> **SET TASK**
What follows are records. Restate all of them word for word.

═══ RECORDS PROVIDED

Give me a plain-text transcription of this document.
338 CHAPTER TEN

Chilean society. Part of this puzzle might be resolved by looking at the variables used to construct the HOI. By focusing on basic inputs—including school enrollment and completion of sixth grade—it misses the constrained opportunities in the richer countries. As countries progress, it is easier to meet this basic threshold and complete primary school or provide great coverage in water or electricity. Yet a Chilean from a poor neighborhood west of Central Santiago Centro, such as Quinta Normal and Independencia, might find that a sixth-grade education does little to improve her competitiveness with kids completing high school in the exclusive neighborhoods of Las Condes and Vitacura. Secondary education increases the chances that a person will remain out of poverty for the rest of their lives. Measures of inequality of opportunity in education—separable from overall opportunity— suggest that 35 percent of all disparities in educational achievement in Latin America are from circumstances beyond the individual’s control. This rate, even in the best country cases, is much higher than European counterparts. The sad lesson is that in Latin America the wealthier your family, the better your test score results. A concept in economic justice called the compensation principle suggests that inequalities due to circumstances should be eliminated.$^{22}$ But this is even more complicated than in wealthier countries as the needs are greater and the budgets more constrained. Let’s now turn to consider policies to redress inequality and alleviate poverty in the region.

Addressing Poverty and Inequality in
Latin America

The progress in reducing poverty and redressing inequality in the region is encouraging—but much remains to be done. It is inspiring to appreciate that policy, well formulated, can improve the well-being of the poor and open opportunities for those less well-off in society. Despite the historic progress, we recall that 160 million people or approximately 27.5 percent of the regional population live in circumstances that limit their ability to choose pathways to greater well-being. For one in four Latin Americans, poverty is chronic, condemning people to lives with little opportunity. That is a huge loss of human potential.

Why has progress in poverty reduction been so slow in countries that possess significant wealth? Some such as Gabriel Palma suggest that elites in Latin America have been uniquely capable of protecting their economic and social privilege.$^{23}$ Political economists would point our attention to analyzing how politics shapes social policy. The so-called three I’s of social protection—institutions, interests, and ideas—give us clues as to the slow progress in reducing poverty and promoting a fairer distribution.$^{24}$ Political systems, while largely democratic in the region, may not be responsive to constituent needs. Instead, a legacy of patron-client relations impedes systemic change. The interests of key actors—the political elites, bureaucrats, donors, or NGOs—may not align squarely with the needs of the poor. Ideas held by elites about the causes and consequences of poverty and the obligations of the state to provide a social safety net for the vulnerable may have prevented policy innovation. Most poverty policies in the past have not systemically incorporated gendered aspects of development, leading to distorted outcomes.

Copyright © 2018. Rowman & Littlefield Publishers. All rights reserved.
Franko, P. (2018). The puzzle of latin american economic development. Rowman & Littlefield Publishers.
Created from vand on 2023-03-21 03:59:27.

══════

> **EXERCISE OUTPUT**
Give me a plain-text transcription of this document.
338 CHAPTER TEN

Chilean society. Part of this puzzle might be resolved by looking at the variables used to construct the HOI. By focusing on basic inputs—including school enrollment and completion of sixth grade—it misses the constrained opportunities in the richer countries. As countries progress, it is easier to meet this basic threshold and complete primary school or provide great coverage in water or electricity. Yet a Chilean from a poor neighborhood west of Central Santiago Centro, such as Quinta Normal and Independencia, might find that a sixth-grade education does little to improve her competitiveness with kids completing high school in the exclusive neighborhoods of Las Condes and Vitacura. Secondary education increases the chances that a person will remain out of poverty for the rest of their lives. Measures of inequality of opportunity in education—separable from overall opportunity— suggest that 35 percent of all disparities in educational achievement in Latin America are from circumstances beyond the individual’s control. This rate, even in the best country cases, is much higher than European counterparts. The sad lesson is that in Latin America the wealthier your family, the better your test score results. A concept in economic justice called the compensation principle suggests that inequalities due to circumstances should be eliminated.$^{22}$ But this is even more complicated than in wealthier countries as the needs are greater and the budgets more constrained. Let’s now turn to consider policies to redress inequality and alleviate poverty in the region.

Addressing Poverty and Inequality in
Latin America

The progress in reducing poverty and redressing inequality in the region is encouraging—but much remains to be done. It is inspiring to appreciate that policy, well formulated, can improve the well-being of the poor and open opportunities for those less well-off in society. Despite the historic progress, we recall that 160 million people or approximately 27.5 percent of the regional population live in circumstances that limit their ability to choose pathways to greater well-being. For one in four Latin Americans, poverty is chronic, condemning people to lives with little opportunity. That is a huge loss of human potential.

Why has progress in poverty reduction been so slow in countries that possess significant wealth? Some such as Gabriel Palma suggest that elites in Latin America have been uniquely capable of protecting their economic and social privilege.$^{23}$ Political economists would point our attention to analyzing how politics shapes social policy. The so-called three I’s of social protection—institutions, interests, and ideas—give us clues as to the slow progress in reducing poverty and promoting a fairer distribution.$^{24}$ Political systems, while largely democratic in the region, may not be responsive to constituent needs. Instead, a legacy of patron-client relations impedes systemic change. The interests of key actors—the political elites, bureaucrats, donors, or NGOs—may not align squarely with the needs of the poor. Ideas held by elites about the causes and consequences of poverty and the obligations of the state to provide a social safety net for the vulnerable may have prevented policy innovation. Most poverty policies in the past have not systemically incorporated gendered aspects of development, leading to distorted outcomes.

Copyright © 2018. Rowman & Littlefield Publishers. All rights reserved.
Franko, P. (2018). The puzzle of latin american economic development. Rowman & Littlefield Publishers.
Created from vand on 2023-03-21 03:59:27.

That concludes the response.